▸ Your task: In the data, extract each line that holds the string "accent".

Collected data
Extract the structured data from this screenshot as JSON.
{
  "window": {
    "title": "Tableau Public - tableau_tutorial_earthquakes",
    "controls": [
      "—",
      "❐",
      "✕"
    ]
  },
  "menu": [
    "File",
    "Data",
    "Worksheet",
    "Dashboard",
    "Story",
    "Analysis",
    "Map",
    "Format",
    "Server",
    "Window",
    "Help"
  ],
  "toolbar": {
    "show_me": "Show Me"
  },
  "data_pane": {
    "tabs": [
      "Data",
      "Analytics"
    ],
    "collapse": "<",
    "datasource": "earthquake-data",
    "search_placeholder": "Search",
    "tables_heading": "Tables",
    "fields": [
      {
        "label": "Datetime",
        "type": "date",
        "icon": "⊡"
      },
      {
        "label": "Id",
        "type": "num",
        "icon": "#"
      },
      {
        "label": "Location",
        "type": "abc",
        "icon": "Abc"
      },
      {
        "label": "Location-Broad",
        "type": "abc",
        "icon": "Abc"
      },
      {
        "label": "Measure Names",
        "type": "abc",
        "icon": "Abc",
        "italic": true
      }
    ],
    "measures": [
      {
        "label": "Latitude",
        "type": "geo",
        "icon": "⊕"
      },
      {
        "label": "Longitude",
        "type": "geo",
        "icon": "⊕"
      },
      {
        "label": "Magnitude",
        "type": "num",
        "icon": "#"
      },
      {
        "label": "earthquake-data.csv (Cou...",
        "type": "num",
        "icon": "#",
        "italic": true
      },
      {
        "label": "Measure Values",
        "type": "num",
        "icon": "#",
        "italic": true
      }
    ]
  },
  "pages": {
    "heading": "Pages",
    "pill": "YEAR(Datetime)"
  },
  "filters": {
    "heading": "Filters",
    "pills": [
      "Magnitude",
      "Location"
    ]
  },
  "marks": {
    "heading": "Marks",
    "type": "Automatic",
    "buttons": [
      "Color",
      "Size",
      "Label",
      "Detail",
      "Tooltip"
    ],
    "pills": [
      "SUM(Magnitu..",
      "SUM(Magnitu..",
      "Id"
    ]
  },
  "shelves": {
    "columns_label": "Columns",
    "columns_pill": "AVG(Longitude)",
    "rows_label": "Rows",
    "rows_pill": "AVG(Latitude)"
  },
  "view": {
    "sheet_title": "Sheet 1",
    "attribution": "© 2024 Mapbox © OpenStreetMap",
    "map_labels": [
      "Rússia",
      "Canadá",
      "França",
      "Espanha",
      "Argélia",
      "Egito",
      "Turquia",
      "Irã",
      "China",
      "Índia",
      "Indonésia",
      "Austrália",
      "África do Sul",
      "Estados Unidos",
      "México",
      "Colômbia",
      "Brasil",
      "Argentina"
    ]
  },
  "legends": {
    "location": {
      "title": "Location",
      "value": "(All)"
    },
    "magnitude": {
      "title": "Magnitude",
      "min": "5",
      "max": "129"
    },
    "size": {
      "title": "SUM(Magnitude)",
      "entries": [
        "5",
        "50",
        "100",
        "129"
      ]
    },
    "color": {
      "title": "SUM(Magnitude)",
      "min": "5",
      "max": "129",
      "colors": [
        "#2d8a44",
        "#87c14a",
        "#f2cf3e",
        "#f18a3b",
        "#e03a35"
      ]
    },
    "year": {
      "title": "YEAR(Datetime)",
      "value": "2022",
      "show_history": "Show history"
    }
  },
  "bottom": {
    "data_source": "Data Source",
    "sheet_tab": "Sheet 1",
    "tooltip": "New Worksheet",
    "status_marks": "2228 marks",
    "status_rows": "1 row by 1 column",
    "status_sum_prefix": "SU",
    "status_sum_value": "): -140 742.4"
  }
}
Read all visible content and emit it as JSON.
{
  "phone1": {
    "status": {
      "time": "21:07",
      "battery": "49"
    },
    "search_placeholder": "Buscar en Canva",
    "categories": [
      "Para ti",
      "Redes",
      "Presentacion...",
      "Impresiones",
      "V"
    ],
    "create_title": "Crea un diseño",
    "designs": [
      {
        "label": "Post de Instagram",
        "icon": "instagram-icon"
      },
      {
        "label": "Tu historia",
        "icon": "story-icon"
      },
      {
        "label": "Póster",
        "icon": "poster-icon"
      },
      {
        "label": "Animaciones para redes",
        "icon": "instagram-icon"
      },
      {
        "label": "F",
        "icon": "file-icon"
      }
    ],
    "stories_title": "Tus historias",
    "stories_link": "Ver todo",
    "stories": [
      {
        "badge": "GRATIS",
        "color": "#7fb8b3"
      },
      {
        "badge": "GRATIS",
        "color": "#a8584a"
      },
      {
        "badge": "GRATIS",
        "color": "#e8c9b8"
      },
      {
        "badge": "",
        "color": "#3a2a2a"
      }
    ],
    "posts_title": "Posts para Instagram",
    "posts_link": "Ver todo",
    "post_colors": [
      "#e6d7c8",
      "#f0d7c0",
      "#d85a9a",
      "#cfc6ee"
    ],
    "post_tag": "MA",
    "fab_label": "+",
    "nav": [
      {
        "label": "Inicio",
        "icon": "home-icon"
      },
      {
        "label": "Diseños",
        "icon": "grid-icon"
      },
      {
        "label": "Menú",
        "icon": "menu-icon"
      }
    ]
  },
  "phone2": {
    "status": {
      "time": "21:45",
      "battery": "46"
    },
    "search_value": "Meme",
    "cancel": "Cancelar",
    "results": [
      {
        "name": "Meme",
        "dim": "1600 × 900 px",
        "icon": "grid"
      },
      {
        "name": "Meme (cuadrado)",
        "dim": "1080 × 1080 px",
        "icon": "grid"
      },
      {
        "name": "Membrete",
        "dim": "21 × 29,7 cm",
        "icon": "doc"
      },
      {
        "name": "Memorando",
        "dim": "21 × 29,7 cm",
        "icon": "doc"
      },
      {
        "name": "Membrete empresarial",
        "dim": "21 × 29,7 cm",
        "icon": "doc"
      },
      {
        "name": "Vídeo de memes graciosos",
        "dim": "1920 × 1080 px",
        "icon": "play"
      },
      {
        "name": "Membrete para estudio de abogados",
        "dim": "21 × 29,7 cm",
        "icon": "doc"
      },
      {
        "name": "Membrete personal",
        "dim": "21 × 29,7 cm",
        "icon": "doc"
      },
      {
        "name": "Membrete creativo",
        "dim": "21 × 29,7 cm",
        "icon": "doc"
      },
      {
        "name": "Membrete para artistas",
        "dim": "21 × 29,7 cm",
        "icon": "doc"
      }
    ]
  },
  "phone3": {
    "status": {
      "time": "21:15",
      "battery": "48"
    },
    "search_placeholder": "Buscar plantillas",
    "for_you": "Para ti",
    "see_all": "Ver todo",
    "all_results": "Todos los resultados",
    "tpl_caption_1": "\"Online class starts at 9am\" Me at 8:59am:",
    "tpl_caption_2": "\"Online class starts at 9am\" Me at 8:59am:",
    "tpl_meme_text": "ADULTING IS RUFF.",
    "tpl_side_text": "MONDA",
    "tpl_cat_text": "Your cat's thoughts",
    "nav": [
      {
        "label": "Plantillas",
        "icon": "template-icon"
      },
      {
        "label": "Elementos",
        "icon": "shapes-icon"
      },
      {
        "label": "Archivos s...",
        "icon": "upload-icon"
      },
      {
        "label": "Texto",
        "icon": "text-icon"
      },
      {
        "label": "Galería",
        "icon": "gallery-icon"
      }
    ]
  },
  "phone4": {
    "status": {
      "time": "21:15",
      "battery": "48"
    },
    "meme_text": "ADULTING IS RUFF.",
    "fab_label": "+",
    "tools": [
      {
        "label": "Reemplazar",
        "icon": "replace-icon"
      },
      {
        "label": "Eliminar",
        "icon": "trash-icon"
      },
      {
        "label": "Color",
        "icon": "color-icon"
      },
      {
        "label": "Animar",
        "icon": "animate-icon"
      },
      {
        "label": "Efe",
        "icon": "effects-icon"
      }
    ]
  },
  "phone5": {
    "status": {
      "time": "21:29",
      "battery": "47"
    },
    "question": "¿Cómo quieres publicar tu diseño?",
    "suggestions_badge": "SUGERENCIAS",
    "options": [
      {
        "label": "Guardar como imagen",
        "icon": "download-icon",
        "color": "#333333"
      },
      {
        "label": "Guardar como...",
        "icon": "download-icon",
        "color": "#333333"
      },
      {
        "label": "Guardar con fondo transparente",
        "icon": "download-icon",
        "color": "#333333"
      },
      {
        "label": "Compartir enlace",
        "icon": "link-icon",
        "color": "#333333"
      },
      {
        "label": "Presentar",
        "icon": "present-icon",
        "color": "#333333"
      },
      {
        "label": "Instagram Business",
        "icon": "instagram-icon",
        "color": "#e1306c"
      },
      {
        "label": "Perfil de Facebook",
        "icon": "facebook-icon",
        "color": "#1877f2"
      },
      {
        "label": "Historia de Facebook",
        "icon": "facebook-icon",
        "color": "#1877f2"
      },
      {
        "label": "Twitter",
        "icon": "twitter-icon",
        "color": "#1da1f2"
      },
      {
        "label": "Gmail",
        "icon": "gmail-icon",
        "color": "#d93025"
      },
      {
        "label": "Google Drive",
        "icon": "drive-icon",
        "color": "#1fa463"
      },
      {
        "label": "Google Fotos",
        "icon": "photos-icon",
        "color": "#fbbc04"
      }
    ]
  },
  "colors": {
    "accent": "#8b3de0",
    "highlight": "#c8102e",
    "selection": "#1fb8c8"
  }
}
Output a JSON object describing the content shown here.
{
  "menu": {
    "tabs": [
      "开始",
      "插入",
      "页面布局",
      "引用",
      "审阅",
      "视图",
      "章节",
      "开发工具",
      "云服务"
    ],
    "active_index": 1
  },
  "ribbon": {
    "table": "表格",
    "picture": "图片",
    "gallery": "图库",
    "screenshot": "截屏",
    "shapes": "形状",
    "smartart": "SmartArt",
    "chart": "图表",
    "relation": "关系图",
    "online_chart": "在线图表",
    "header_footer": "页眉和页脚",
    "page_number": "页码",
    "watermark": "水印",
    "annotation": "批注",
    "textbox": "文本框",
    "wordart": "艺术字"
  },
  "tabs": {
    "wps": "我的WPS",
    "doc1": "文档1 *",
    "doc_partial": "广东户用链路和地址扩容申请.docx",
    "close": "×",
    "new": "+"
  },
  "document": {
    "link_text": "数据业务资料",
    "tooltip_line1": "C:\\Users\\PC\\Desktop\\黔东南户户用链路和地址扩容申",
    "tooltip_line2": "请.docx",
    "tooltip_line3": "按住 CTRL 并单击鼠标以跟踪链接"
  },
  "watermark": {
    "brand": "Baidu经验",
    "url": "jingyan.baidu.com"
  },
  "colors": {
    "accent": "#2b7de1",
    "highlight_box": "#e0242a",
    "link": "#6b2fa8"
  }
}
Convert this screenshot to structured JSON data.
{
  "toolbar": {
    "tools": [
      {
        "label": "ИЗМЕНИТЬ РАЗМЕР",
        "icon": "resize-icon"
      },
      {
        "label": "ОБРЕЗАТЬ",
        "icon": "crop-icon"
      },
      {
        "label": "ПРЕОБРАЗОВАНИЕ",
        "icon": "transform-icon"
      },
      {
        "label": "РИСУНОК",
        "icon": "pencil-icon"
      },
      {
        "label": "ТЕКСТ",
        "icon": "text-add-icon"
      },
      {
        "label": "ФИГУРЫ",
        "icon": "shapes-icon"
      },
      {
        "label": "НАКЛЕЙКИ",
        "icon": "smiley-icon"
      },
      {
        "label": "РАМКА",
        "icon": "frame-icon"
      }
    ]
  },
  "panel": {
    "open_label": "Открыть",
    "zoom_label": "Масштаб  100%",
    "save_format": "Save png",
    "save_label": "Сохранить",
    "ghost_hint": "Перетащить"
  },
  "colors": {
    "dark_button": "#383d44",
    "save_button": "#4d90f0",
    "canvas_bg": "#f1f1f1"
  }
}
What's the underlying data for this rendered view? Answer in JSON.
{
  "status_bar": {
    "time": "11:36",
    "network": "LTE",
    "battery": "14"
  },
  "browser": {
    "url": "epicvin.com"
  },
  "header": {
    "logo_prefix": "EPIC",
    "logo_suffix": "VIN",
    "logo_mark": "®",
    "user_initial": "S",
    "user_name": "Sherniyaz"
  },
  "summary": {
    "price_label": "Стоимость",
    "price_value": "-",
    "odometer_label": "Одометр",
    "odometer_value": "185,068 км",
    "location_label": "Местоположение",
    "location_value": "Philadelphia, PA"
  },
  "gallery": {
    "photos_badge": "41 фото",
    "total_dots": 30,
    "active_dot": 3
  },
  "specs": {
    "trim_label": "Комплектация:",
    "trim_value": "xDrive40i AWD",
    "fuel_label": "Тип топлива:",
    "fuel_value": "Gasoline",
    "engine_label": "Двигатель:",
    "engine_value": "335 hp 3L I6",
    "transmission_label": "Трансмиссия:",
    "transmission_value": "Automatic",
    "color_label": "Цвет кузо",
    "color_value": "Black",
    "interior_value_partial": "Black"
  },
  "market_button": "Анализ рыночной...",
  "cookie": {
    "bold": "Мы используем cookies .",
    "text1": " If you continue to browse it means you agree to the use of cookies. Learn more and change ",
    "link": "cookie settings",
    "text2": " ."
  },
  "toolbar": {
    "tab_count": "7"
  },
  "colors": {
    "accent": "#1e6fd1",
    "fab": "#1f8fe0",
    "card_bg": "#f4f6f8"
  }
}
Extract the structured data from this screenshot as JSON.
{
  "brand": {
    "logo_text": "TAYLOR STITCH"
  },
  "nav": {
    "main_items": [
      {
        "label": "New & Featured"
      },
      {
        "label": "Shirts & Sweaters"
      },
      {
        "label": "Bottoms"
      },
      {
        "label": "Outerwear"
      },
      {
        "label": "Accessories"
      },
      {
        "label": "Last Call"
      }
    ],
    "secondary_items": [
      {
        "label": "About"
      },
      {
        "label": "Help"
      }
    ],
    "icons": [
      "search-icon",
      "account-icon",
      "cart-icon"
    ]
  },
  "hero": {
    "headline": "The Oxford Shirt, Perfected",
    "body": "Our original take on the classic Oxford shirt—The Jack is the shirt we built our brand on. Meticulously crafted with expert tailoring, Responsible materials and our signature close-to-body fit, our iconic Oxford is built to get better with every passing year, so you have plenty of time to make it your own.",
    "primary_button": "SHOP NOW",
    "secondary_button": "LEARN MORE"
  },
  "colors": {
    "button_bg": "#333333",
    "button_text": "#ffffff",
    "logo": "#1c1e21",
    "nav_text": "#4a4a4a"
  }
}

▸ Complete response:
    "accent": "#8b3de0",
    "accent": "#2b7de1",
    "accent": "#1e6fd1",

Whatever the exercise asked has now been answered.